What is expected ▸ Please retype every one of the lines below word for word, leaving out the pictures.

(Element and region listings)
################
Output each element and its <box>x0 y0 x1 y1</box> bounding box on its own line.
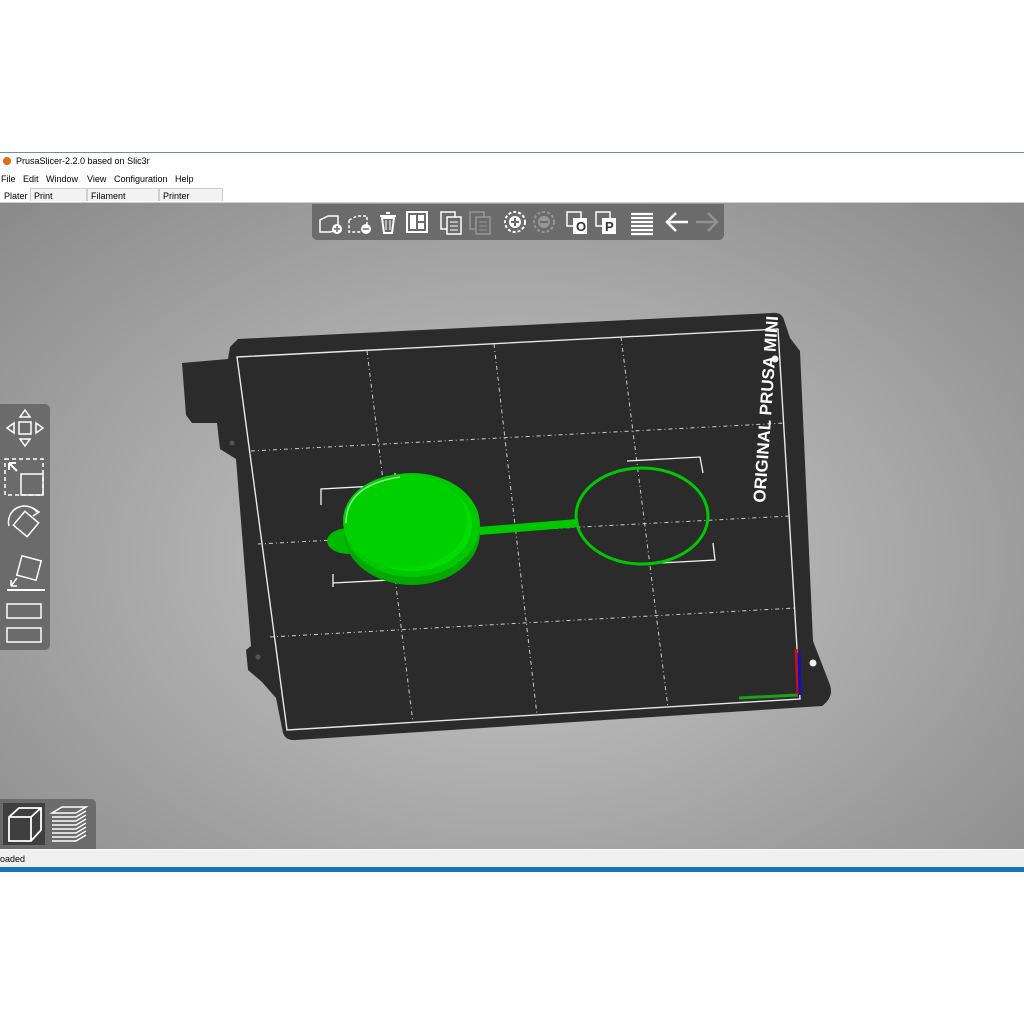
menu-edit[interactable]: Edit <box>23 174 39 184</box>
tab-print-settings[interactable]: Print Settings <box>30 188 87 213</box>
undo-icon[interactable] <box>664 208 690 236</box>
status-text: oaded <box>0 854 26 864</box>
3d-scene-viewport[interactable]: ORIGINAL PRUSA MINI O P <box>0 203 1024 849</box>
split-parts-icon[interactable]: P <box>594 208 620 236</box>
tab-plater[interactable]: Plater <box>0 188 28 201</box>
svg-text:P: P <box>605 219 614 234</box>
preview-icon[interactable] <box>48 803 90 845</box>
add-icon[interactable] <box>316 208 342 236</box>
menu-bar: File Edit Window View Configuration Help <box>0 172 1024 187</box>
menu-configuration[interactable]: Configuration <box>114 174 168 184</box>
window-title: PrusaSlicer-2.2.0 based on Slic3r <box>16 156 150 166</box>
top-toolbar: O P <box>312 204 724 240</box>
app-window: PrusaSlicer-2.2.0 based on Slic3r File E… <box>0 152 1024 873</box>
move-icon[interactable] <box>3 407 47 449</box>
layers-editing-icon[interactable] <box>629 208 655 236</box>
cut-icon[interactable] <box>3 600 47 622</box>
scene-canvas: ORIGINAL PRUSA MINI <box>182 312 831 741</box>
paste-icon[interactable] <box>467 208 493 236</box>
tab-bar: Plater Print Settings Filament Settings … <box>0 187 1024 213</box>
progress-accent-bar <box>0 867 1024 872</box>
tab-filament-settings[interactable]: Filament Settings <box>87 188 159 213</box>
place-on-face-icon[interactable] <box>3 552 47 594</box>
status-bar: oaded <box>0 850 1024 867</box>
left-gizmo-toolbar <box>0 404 50 650</box>
copy-icon[interactable] <box>438 208 464 236</box>
arrange-icon[interactable] <box>404 208 430 236</box>
title-bar: PrusaSlicer-2.2.0 based on Slic3r <box>0 153 1024 171</box>
scale-icon[interactable] <box>3 456 47 498</box>
menu-window[interactable]: Window <box>46 174 78 184</box>
add-instance-icon[interactable] <box>502 208 528 236</box>
remove-instance-icon[interactable] <box>531 208 557 236</box>
menu-file[interactable]: File <box>1 174 16 184</box>
app-logo-icon <box>3 157 11 165</box>
menu-help[interactable]: Help <box>175 174 194 184</box>
sla-support-icon[interactable] <box>3 624 47 646</box>
tab-printer-settings[interactable]: Printer Settings <box>159 188 223 213</box>
delete-icon[interactable] <box>345 208 371 236</box>
redo-icon[interactable] <box>694 208 720 236</box>
svg-text:O: O <box>576 219 586 234</box>
3d-view-icon[interactable] <box>3 803 45 845</box>
delete-all-icon[interactable] <box>375 208 401 236</box>
view-toolbar <box>0 799 96 849</box>
menu-view[interactable]: View <box>87 174 106 184</box>
split-objects-icon[interactable]: O <box>565 208 591 236</box>
rotate-icon[interactable] <box>3 504 47 546</box>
################
The completed task ▸
Output each element and its <box>x0 y0 x1 y1</box> bounding box on its own line.
menu-edit[interactable]: Edit <box>23 174 39 184</box>
tab-print-settings[interactable]: Print Settings <box>30 188 87 213</box>
undo-icon[interactable] <box>664 208 690 236</box>
status-text: oaded <box>0 854 26 864</box>
3d-scene-viewport[interactable]: ORIGINAL PRUSA MINI O P <box>0 203 1024 849</box>
split-parts-icon[interactable]: P <box>594 208 620 236</box>
tab-plater[interactable]: Plater <box>0 188 28 201</box>
svg-text:P: P <box>605 219 614 234</box>
preview-icon[interactable] <box>48 803 90 845</box>
add-icon[interactable] <box>316 208 342 236</box>
menu-bar: File Edit Window View Configuration Help <box>0 172 1024 187</box>
menu-configuration[interactable]: Configuration <box>114 174 168 184</box>
window-title: PrusaSlicer-2.2.0 based on Slic3r <box>16 156 150 166</box>
top-toolbar: O P <box>312 204 724 240</box>
app-window: PrusaSlicer-2.2.0 based on Slic3r File E… <box>0 152 1024 873</box>
move-icon[interactable] <box>3 407 47 449</box>
layers-editing-icon[interactable] <box>629 208 655 236</box>
cut-icon[interactable] <box>3 600 47 622</box>
scene-canvas: ORIGINAL PRUSA MINI <box>182 312 831 741</box>
paste-icon[interactable] <box>467 208 493 236</box>
tab-bar: Plater Print Settings Filament Settings … <box>0 187 1024 213</box>
progress-accent-bar <box>0 867 1024 872</box>
tab-filament-settings[interactable]: Filament Settings <box>87 188 159 213</box>
place-on-face-icon[interactable] <box>3 552 47 594</box>
status-bar: oaded <box>0 850 1024 867</box>
left-gizmo-toolbar <box>0 404 50 650</box>
copy-icon[interactable] <box>438 208 464 236</box>
arrange-icon[interactable] <box>404 208 430 236</box>
title-bar: PrusaSlicer-2.2.0 based on Slic3r <box>0 153 1024 171</box>
scale-icon[interactable] <box>3 456 47 498</box>
menu-window[interactable]: Window <box>46 174 78 184</box>
add-instance-icon[interactable] <box>502 208 528 236</box>
remove-instance-icon[interactable] <box>531 208 557 236</box>
menu-file[interactable]: File <box>1 174 16 184</box>
app-logo-icon <box>3 157 11 165</box>
menu-help[interactable]: Help <box>175 174 194 184</box>
sla-support-icon[interactable] <box>3 624 47 646</box>
tab-printer-settings[interactable]: Printer Settings <box>159 188 223 213</box>
delete-icon[interactable] <box>345 208 371 236</box>
redo-icon[interactable] <box>694 208 720 236</box>
svg-text:O: O <box>576 219 586 234</box>
3d-view-icon[interactable] <box>3 803 45 845</box>
delete-all-icon[interactable] <box>375 208 401 236</box>
view-toolbar <box>0 799 96 849</box>
menu-view[interactable]: View <box>87 174 106 184</box>
split-objects-icon[interactable]: O <box>565 208 591 236</box>
rotate-icon[interactable] <box>3 504 47 546</box>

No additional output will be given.